Source data —
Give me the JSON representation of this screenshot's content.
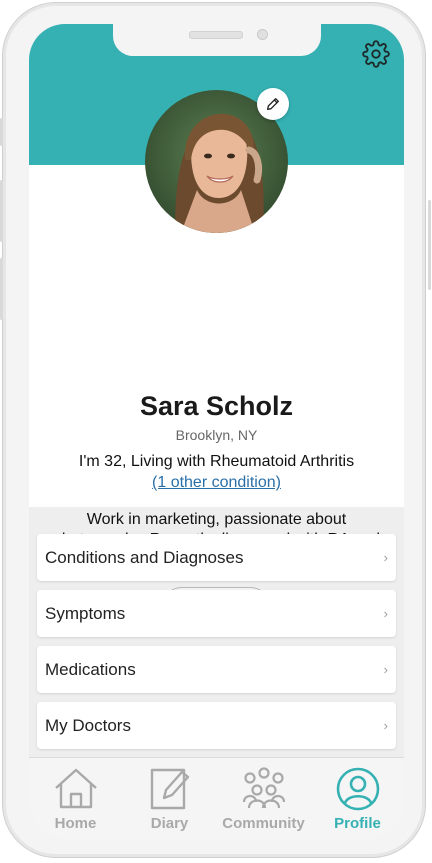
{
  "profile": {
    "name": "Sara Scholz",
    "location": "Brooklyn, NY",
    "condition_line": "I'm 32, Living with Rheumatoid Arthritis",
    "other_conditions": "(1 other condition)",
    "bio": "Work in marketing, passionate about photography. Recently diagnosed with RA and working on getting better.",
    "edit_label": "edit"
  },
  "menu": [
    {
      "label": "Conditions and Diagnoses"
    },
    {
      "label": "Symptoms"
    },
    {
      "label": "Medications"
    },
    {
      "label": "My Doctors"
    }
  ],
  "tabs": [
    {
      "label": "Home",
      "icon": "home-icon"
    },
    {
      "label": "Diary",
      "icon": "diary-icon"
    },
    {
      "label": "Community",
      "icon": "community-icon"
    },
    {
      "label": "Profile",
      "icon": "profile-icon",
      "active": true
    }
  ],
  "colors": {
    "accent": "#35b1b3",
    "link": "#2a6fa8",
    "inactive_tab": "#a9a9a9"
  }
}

---

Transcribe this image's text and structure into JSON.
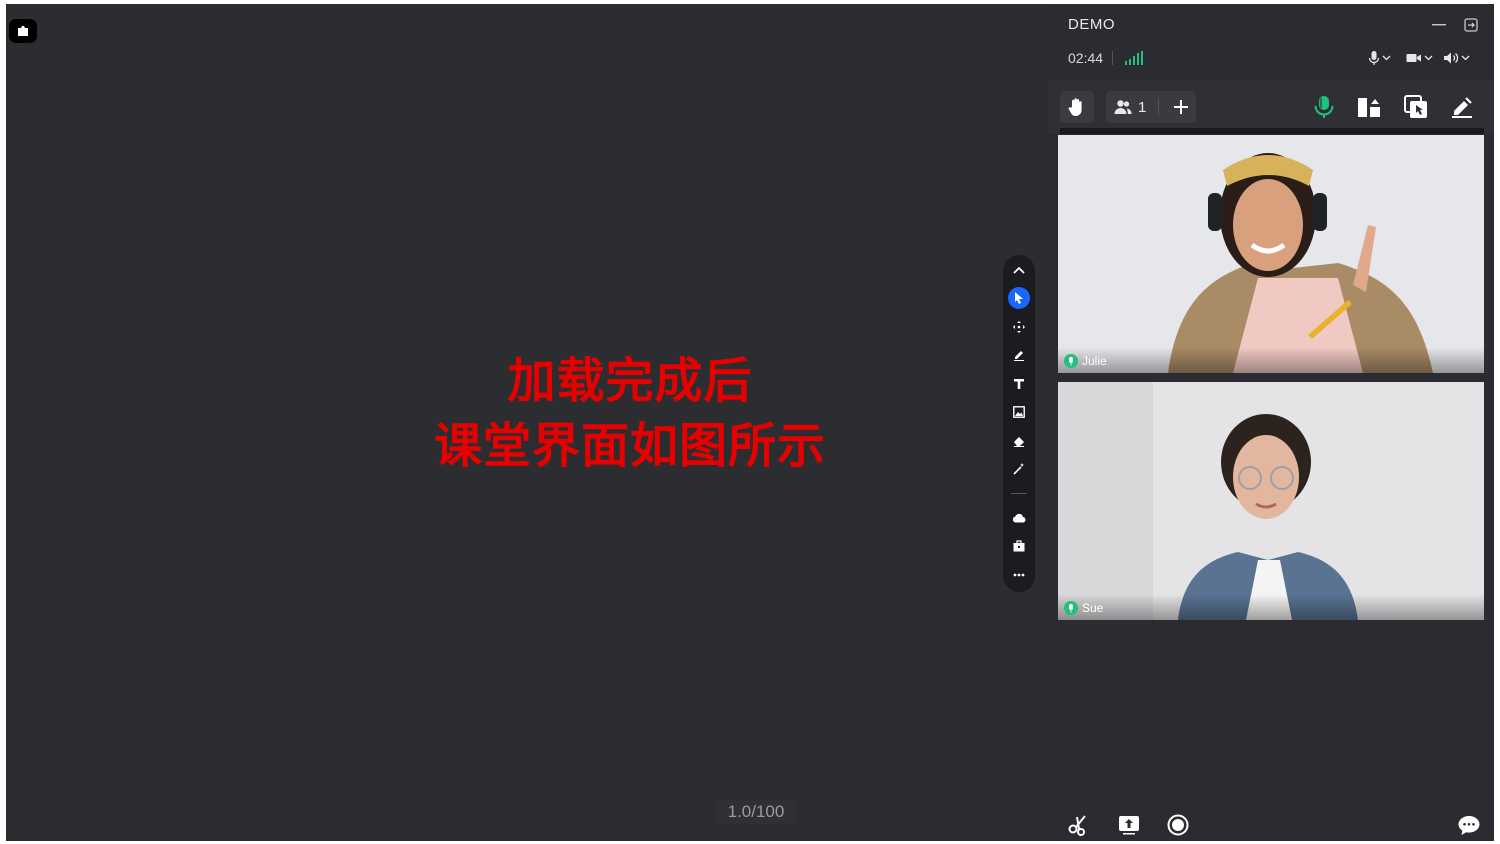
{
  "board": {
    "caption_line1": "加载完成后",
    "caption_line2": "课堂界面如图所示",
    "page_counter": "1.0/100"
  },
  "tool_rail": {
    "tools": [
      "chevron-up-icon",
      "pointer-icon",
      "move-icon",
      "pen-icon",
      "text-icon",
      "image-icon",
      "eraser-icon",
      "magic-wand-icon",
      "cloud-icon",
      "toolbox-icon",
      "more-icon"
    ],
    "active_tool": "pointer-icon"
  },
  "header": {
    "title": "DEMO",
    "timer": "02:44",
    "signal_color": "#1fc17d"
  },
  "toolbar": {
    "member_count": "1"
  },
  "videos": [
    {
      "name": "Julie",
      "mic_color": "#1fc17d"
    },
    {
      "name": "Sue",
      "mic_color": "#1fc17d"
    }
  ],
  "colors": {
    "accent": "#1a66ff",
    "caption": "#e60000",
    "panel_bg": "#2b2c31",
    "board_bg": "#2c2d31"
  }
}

---

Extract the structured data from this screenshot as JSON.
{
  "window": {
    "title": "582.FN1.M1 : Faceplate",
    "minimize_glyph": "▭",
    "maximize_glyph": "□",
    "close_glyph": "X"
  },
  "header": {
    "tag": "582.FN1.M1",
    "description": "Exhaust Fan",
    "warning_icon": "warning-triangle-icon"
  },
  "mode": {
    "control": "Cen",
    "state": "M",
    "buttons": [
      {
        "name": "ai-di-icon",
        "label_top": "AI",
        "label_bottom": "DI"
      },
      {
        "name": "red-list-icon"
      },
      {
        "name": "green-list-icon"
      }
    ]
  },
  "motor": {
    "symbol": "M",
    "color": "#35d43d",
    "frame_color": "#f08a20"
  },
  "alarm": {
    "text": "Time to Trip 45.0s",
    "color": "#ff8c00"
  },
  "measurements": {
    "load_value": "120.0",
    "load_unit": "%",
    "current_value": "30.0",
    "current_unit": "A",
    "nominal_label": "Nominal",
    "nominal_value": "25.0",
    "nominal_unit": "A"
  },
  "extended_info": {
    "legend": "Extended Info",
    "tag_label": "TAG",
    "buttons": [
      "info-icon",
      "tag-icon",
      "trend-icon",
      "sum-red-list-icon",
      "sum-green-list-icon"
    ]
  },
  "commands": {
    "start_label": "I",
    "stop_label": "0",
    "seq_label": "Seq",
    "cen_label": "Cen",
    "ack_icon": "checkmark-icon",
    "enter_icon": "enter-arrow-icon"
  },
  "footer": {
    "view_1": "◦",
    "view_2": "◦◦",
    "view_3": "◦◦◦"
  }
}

Stated exercise — What is the number of lines in these records that contain "image"? Reply with the number only.

Response to this exercise — 2